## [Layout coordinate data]

"""

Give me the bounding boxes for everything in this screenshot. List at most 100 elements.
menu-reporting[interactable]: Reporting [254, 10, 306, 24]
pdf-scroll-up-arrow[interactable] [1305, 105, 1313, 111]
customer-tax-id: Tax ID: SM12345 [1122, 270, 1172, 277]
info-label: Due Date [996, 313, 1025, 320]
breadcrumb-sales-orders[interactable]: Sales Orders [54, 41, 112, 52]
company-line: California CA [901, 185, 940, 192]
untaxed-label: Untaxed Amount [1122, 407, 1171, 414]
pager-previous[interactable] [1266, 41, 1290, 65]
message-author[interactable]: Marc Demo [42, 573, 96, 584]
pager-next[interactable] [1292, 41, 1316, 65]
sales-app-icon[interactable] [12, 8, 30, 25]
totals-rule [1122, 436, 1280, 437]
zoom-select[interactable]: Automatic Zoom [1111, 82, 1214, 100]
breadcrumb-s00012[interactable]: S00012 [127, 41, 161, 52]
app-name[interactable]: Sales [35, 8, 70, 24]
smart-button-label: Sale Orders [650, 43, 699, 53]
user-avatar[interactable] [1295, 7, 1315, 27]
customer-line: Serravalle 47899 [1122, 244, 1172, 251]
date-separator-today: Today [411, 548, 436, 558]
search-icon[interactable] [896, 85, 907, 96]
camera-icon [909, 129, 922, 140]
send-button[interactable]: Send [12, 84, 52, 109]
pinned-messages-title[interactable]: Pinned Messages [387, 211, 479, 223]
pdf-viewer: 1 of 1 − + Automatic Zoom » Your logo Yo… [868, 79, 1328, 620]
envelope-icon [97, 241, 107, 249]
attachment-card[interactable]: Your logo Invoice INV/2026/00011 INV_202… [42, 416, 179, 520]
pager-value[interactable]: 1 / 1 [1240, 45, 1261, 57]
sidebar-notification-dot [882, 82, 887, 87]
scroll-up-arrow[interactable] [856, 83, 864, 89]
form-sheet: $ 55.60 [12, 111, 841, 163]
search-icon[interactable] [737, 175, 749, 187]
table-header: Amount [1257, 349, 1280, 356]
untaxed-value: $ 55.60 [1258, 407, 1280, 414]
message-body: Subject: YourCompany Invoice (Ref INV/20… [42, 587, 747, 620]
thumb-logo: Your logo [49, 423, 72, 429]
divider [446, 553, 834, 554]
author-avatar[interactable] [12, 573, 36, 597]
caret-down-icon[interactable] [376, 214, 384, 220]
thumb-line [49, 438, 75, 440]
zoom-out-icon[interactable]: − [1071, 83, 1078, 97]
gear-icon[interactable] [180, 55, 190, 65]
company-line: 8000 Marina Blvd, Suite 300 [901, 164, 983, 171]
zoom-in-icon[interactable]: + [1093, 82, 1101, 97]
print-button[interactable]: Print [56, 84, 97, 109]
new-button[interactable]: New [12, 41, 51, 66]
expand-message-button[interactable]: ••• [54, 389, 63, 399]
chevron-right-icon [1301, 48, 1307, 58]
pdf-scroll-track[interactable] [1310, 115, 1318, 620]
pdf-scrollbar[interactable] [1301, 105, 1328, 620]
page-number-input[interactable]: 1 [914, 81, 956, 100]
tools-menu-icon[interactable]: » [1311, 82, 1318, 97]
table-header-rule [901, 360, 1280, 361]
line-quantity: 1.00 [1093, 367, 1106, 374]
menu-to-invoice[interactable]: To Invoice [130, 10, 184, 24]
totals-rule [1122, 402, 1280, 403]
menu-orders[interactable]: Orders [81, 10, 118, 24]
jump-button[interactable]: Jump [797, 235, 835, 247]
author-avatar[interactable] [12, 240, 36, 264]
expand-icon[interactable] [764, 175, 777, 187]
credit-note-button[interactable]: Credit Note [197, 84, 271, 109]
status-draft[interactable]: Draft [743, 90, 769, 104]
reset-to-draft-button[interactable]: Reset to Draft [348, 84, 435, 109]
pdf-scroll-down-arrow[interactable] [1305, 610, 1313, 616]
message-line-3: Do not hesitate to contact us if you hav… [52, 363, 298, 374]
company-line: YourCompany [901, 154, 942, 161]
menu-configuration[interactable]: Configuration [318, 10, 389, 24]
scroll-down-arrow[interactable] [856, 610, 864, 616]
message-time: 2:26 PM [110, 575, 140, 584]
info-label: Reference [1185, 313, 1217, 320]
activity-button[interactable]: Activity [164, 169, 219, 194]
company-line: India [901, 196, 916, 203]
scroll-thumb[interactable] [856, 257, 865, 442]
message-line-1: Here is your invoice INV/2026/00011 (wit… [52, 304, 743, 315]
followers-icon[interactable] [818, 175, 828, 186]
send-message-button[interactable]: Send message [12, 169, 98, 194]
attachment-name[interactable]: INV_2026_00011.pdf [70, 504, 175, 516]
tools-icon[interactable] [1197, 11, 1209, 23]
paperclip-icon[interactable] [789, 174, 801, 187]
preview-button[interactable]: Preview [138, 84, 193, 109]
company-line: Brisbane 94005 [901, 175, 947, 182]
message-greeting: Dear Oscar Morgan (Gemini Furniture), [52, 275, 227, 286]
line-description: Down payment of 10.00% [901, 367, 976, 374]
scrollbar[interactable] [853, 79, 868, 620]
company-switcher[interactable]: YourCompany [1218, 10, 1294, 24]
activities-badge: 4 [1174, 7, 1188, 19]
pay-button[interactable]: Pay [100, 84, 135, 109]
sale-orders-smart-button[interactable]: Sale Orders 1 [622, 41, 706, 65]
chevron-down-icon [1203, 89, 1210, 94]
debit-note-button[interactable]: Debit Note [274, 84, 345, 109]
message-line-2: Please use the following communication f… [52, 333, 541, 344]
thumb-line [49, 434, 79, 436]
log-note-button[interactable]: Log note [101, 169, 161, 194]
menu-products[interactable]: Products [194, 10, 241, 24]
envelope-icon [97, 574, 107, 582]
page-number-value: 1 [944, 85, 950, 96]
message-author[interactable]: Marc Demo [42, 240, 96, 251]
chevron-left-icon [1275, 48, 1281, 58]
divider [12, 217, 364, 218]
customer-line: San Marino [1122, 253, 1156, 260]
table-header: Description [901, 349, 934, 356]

"""

## [Exercise directions]
Please switch "Due Date" to "Payment Date" in the lines from the first one through the line holding "untaxed-label: Untaxed Amount", inclusive, and give those lines again with nothing else changed.

## [Output of the task]
Give me the bounding boxes for everything in this screenshot. List at most 100 elements.
menu-reporting[interactable]: Reporting [254, 10, 306, 24]
pdf-scroll-up-arrow[interactable] [1305, 105, 1313, 111]
customer-tax-id: Tax ID: SM12345 [1122, 270, 1172, 277]
info-label: Payment Date [996, 313, 1025, 320]
breadcrumb-sales-orders[interactable]: Sales Orders [54, 41, 112, 52]
company-line: California CA [901, 185, 940, 192]
untaxed-label: Untaxed Amount [1122, 407, 1171, 414]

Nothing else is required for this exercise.